§ **DATA SHOWN**:
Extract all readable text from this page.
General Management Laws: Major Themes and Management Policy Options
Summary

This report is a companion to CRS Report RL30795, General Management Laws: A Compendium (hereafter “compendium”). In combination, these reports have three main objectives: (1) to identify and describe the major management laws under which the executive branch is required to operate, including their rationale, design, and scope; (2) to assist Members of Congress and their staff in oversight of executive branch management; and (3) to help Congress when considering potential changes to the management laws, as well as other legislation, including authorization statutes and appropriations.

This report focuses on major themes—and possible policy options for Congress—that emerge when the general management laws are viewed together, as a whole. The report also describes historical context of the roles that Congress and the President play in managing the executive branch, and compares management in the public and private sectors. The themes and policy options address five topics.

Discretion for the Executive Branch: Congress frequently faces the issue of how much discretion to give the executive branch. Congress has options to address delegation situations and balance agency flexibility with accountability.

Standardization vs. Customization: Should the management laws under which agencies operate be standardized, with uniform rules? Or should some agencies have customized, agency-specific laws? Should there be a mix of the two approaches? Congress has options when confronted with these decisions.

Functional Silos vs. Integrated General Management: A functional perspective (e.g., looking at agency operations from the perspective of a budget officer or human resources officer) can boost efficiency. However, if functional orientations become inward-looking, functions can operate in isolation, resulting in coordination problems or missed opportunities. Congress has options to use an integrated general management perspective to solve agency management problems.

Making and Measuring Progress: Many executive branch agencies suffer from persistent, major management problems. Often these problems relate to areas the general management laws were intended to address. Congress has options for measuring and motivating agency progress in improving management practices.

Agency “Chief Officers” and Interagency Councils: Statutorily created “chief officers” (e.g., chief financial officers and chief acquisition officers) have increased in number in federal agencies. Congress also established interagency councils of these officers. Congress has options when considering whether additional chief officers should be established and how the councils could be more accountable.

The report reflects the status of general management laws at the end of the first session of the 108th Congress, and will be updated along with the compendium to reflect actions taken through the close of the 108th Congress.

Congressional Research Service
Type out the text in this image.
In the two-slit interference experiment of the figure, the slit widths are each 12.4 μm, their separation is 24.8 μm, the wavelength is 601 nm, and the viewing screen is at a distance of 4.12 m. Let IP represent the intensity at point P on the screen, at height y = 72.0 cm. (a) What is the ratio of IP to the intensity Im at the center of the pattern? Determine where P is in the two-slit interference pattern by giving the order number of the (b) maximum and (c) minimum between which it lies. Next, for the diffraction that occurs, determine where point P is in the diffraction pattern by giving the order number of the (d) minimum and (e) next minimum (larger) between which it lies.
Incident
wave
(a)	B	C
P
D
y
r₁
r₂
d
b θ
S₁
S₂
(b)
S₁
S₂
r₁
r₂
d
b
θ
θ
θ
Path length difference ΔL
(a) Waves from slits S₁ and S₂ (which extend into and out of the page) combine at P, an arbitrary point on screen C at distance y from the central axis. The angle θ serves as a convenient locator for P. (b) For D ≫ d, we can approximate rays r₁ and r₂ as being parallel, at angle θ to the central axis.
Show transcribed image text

§ **WHAT IS EXPECTED**:
Go through the data and return every record exactly.

§ **TASK OUTPUT**:
Extract all readable text from this page.
General Management Laws: Major Themes and Management Policy Options
Summary

This report is a companion to CRS Report RL30795, General Management Laws: A Compendium (hereafter “compendium”). In combination, these reports have three main objectives: (1) to identify and describe the major management laws under which the executive branch is required to operate, including their rationale, design, and scope; (2) to assist Members of Congress and their staff in oversight of executive branch management; and (3) to help Congress when considering potential changes to the management laws, as well as other legislation, including authorization statutes and appropriations.

This report focuses on major themes—and possible policy options for Congress—that emerge when the general management laws are viewed together, as a whole. The report also describes historical context of the roles that Congress and the President play in managing the executive branch, and compares management in the public and private sectors. The themes and policy options address five topics.

Discretion for the Executive Branch: Congress frequently faces the issue of how much discretion to give the executive branch. Congress has options to address delegation situations and balance agency flexibility with accountability.

Standardization vs. Customization: Should the management laws under which agencies operate be standardized, with uniform rules? Or should some agencies have customized, agency-specific laws? Should there be a mix of the two approaches? Congress has options when confronted with these decisions.

Functional Silos vs. Integrated General Management: A functional perspective (e.g., looking at agency operations from the perspective of a budget officer or human resources officer) can boost efficiency. However, if functional orientations become inward-looking, functions can operate in isolation, resulting in coordination problems or missed opportunities. Congress has options to use an integrated general management perspective to solve agency management problems.

Making and Measuring Progress: Many executive branch agencies suffer from persistent, major management problems. Often these problems relate to areas the general management laws were intended to address. Congress has options for measuring and motivating agency progress in improving management practices.

Agency “Chief Officers” and Interagency Councils: Statutorily created “chief officers” (e.g., chief financial officers and chief acquisition officers) have increased in number in federal agencies. Congress also established interagency councils of these officers. Congress has options when considering whether additional chief officers should be established and how the councils could be more accountable.

The report reflects the status of general management laws at the end of the first session of the 108th Congress, and will be updated along with the compendium to reflect actions taken through the close of the 108th Congress.

Congressional Research Service
Type out the text in this image.
In the two-slit interference experiment of the figure, the slit widths are each 12.4 μm, their separation is 24.8 μm, the wavelength is 601 nm, and the viewing screen is at a distance of 4.12 m. Let IP represent the intensity at point P on the screen, at height y = 72.0 cm. (a) What is the ratio of IP to the intensity Im at the center of the pattern? Determine where P is in the two-slit interference pattern by giving the order number of the (b) maximum and (c) minimum between which it lies. Next, for the diffraction that occurs, determine where point P is in the diffraction pattern by giving the order number of the (d) minimum and (e) next minimum (larger) between which it lies.
Incident
wave
(a)	B	C
P
D
y
r₁
r₂
d
b θ
S₁
S₂
(b)
S₁
S₂
r₁
r₂
d
b
θ
θ
θ
Path length difference ΔL
(a) Waves from slits S₁ and S₂ (which extend into and out of the page) combine at P, an arbitrary point on screen C at distance y from the central axis. The angle θ serves as a convenient locator for P. (b) For D ≫ d, we can approximate rays r₁ and r₂ as being parallel, at angle θ to the central axis.
Show transcribed image text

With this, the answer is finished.